Document
Properly handle (N)ACKs
caitong93 opened this issue · comments
It seems go-control-plane delegate handling of (N)ACKs to the cache implementation. For every request, the server will try to cancel the last watch, and create a new watch https://github.com/envoyproxy/go-control-plane/blob/master/pkg/server/v2/server.go#L402 . This cause duplicate pushing in xds-relay.
environment
It should be easy to reproduce, istiod
can be replaced with other control plane
config.yaml
admin:
address:
address: 0.0.0.0
port_value: 8889
server:
address:
address: 0.0.0.0
port_value: 8888
origin_server:
address:
address: istiod
port_value: 15010
logging:
level: DEBUG
metrics_sink:
statsd:
root_prefix: abc
flush_interval: 30s
address:
address: 127.0.0.1
port_value: 12345
cache:
ttl: 30s
max_entries: 100000
rules.yaml
fragments:
- rules:
- match:
request_type_match:
types:
- "type.googleapis.com/envoy.api.v2.ClusterLoadAssignment"
result:
and_result:
result_predicates:
- request_node_fragment:
# filed: 2
field: NODE_CLUSTER
action:
exact: true
- string_fragment: eds
- match:
request_type_match:
types:
- "type.googleapis.com/envoy.api.v2.Cluster"
result:
and_result:
result_predicates:
- request_node_fragment:
# filed: 2
field: NODE_CLUSTER
action:
exact: true
- string_fragment: cds
Thanks @caitong93 for the issue - sorry I'm just seeing this now. Can you elaborate further on the duplicate pushing in xds-relay if the prior watch is cancelled? Can you also give me an example of what the behavior you're seeing is vs. expected behavior?
Sorry, I found it has nothing to do with watch cancel. The issue is here
req.String()
contains nonce, consider following case:
- client send CDS request1(nonce="")
- xds-relay failed to map to the request to key, generate key1(nonce=""), respond with response1(nonce="1")
- client send ack1(nonce="1")
- xds-relay receive ack1, but handle it as a normal request, failed to map and generate key2(nonce="1"), respond with response2(nonce="2")
- client send ack2(nonce="2")
... (infinite loop)
This can be reproduced using example in README:
update example/config-files/aggregation-rules.yaml
, remove CDS match
fragments:
- rules:
- match:
request_type_match:
types:
- "type.googleapis.com/envoy.api.v2.Listener"
- "type.googleapis.com/envoy.api.v2.ClusterLoadAssignment"
- "type.googleapis.com/envoy.api.v2.RouteConfiguration"
result:
request_node_fragment:
field: 1
action:
regex_action: { pattern: "^(.*)-.*$", replace: "$1" }
- rules:
- match:
request_type_match:
types:
- "type.googleapis.com/envoy.api.v2.Listener"
result:
string_fragment: "lds"
- match:
request_type_match:
types:
- "type.googleapis.com/envoy.api.v2.ClusterLoadAssignment"
result:
string_fragment: "eds"
- match:
request_type_match:
types:
- "type.googleapis.com/envoy.api.v2.RouteConfiguration"

Record list
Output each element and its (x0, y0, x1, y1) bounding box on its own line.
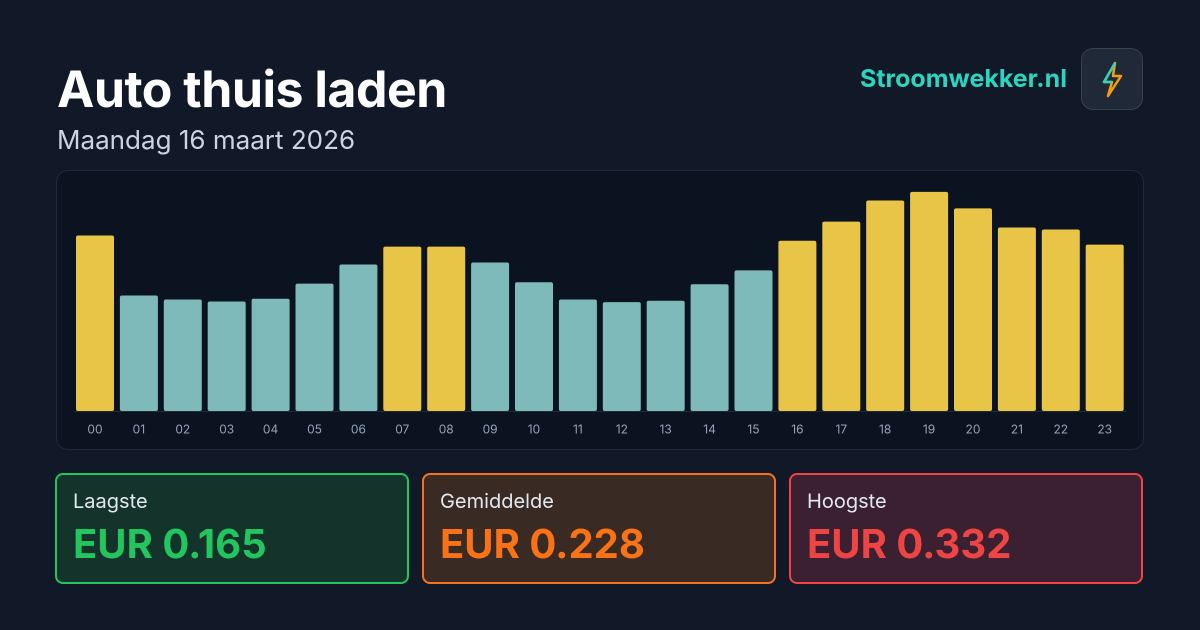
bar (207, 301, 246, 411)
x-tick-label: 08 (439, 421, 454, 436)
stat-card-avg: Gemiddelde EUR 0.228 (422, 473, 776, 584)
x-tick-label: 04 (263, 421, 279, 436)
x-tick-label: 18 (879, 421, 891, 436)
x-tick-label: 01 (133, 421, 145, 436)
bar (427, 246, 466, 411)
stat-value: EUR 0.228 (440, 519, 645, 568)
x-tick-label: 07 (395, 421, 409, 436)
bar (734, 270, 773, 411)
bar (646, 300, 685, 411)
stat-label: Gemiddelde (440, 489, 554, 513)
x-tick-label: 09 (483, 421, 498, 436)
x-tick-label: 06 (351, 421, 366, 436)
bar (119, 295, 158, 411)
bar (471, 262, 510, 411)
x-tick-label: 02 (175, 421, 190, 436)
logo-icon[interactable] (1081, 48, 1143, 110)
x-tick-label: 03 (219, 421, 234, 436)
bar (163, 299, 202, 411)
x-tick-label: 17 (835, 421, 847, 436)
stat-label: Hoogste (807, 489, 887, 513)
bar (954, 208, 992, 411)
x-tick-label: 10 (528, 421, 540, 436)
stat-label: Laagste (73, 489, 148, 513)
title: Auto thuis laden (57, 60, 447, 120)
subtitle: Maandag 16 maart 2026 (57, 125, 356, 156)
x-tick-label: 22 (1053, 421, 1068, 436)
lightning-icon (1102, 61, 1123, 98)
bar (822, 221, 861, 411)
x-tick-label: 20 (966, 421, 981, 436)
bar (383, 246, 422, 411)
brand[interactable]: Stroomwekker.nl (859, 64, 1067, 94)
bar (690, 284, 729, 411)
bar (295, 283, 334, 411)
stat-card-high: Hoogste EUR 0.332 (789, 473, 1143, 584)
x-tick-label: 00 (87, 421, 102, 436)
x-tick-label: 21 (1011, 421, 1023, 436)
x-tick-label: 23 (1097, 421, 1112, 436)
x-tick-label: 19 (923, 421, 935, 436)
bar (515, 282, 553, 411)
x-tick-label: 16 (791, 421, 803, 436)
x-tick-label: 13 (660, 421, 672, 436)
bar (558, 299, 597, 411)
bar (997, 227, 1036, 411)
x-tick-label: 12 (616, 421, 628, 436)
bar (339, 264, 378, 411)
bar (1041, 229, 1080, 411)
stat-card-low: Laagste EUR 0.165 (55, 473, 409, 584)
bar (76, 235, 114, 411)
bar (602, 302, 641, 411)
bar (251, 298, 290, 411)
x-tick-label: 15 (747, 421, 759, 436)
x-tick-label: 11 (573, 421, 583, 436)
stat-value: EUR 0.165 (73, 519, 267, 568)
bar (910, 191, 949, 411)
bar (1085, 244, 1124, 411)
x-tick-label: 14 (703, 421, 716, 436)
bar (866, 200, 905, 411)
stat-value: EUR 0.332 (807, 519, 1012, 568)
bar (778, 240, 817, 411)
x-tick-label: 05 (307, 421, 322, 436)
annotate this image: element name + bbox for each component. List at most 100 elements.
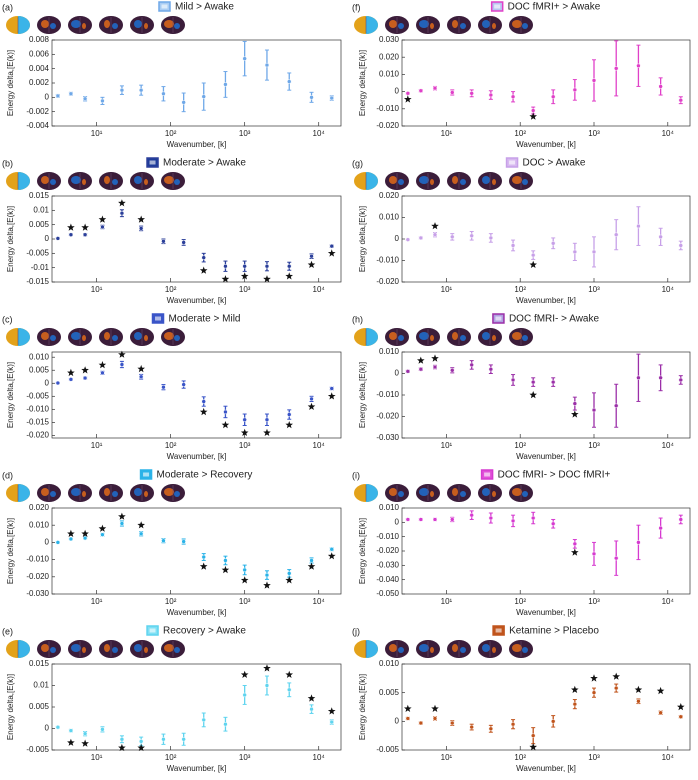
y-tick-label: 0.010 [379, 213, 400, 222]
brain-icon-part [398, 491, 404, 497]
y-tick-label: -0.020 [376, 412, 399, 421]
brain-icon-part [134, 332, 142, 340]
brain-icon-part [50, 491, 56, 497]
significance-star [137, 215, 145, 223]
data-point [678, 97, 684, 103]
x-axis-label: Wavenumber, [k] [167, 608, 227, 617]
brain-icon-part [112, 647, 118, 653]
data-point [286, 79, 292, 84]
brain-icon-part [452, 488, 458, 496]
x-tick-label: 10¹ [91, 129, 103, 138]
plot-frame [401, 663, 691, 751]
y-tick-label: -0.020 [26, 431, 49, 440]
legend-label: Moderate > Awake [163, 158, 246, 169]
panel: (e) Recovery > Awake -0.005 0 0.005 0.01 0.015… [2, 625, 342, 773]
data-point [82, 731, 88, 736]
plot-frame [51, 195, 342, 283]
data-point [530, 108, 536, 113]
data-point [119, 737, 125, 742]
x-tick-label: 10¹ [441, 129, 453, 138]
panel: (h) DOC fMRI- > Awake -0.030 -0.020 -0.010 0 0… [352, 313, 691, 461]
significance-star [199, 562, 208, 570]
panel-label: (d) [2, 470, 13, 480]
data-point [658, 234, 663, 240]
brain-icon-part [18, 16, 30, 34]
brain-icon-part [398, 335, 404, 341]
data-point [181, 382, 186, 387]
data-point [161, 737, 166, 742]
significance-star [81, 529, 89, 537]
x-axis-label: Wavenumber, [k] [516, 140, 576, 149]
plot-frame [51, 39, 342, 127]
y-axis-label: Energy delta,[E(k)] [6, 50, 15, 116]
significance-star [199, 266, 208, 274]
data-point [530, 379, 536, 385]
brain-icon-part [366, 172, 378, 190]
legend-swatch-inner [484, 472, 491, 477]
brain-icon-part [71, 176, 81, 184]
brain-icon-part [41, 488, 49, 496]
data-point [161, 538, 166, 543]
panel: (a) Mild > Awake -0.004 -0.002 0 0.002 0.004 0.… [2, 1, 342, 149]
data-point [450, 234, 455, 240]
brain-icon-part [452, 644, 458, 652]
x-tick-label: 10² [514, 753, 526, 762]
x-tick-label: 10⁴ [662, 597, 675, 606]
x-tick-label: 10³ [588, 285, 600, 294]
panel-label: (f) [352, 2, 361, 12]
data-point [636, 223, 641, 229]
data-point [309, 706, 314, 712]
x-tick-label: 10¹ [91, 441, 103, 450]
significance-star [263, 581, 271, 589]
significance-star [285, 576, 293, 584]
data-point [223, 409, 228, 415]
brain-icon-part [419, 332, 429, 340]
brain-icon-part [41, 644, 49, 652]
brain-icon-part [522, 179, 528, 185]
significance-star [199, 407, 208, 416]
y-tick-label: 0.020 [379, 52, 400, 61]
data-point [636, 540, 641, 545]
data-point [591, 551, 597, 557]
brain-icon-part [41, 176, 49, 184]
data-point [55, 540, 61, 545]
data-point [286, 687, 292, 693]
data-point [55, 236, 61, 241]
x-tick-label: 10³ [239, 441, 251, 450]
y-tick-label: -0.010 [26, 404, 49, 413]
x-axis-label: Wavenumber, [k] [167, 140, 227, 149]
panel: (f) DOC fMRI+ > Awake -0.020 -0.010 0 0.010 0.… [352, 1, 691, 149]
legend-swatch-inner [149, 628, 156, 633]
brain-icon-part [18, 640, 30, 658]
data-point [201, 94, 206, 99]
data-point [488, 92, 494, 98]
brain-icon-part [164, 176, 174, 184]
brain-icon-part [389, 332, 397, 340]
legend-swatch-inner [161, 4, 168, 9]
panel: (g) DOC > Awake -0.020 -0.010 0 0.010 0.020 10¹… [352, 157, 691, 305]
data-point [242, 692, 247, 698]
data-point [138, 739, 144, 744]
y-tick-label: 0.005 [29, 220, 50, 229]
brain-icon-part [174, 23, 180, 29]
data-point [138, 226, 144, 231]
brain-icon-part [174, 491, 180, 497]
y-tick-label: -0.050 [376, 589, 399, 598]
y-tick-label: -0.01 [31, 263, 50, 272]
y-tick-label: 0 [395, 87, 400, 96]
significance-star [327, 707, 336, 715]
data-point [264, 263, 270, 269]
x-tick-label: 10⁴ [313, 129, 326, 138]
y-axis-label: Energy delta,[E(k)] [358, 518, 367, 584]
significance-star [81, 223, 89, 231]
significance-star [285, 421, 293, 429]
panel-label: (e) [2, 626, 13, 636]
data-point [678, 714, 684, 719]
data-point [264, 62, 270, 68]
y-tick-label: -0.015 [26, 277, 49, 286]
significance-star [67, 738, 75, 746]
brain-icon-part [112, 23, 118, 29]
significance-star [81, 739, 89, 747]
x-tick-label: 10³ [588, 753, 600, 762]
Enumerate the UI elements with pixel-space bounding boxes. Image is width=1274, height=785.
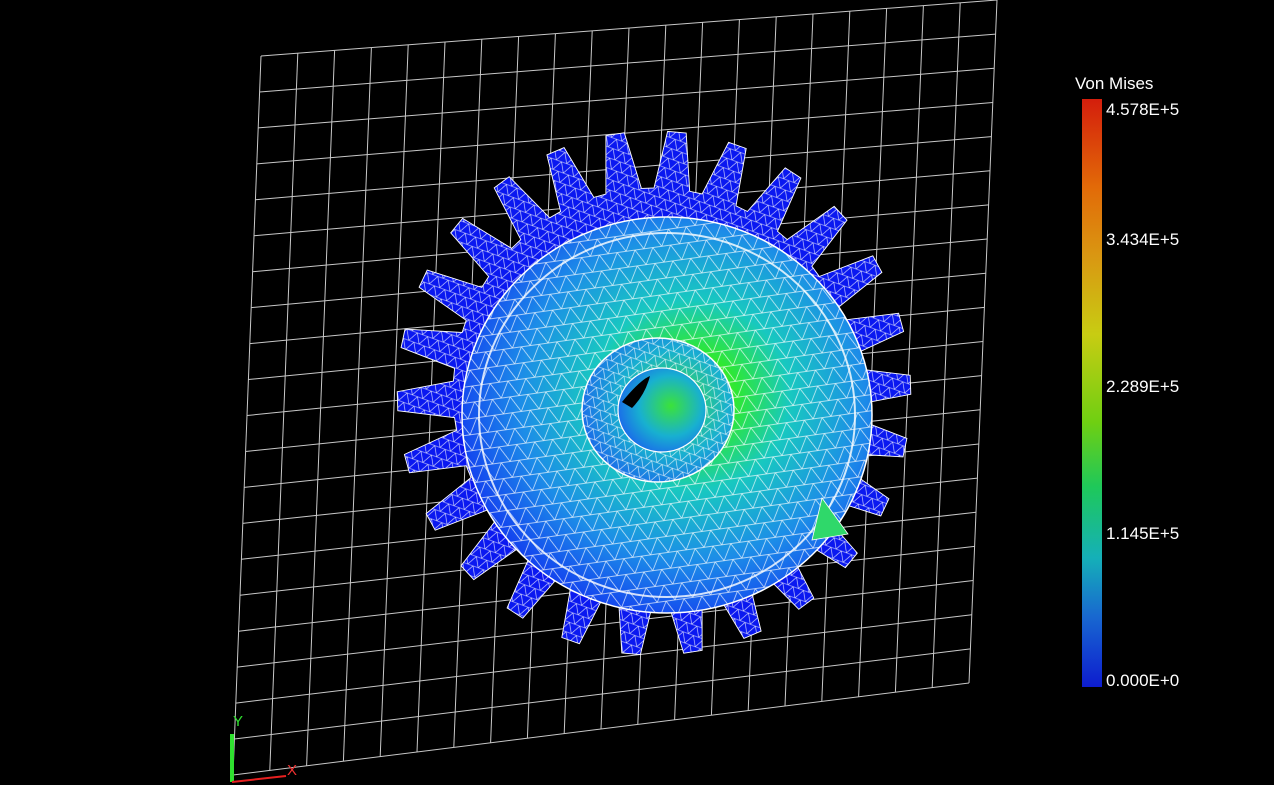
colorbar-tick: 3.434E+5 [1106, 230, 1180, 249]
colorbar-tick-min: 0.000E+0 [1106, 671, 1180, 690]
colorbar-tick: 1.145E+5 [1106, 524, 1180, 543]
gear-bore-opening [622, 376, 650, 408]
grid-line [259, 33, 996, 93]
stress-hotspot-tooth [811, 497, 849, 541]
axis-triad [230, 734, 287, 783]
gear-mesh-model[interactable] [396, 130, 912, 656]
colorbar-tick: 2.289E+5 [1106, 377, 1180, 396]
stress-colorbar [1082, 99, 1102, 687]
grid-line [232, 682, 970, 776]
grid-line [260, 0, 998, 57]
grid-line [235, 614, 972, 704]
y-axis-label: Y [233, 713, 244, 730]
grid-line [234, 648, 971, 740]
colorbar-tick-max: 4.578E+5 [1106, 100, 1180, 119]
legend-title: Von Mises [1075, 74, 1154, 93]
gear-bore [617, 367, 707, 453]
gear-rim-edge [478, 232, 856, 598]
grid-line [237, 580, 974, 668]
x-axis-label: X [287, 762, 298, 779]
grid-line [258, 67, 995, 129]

Goal
Quote the issue thread word for word, starting at "Properly handle (N)ACKs" and ending at "pushing in xds-relay.". The entries were drawn from a source separate from the issue thread.

Task result
Properly handle (N)ACKs
caitong93 opened this issue · comments
It seems go-control-plane delegate handling of (N)ACKs to the cache implementation. For every request, the server will try to cancel the last watch, and create a new watch https://github.com/envoyproxy/go-control-plane/blob/master/pkg/server/v2/server.go#L402 . This cause duplicate pushing in xds-relay.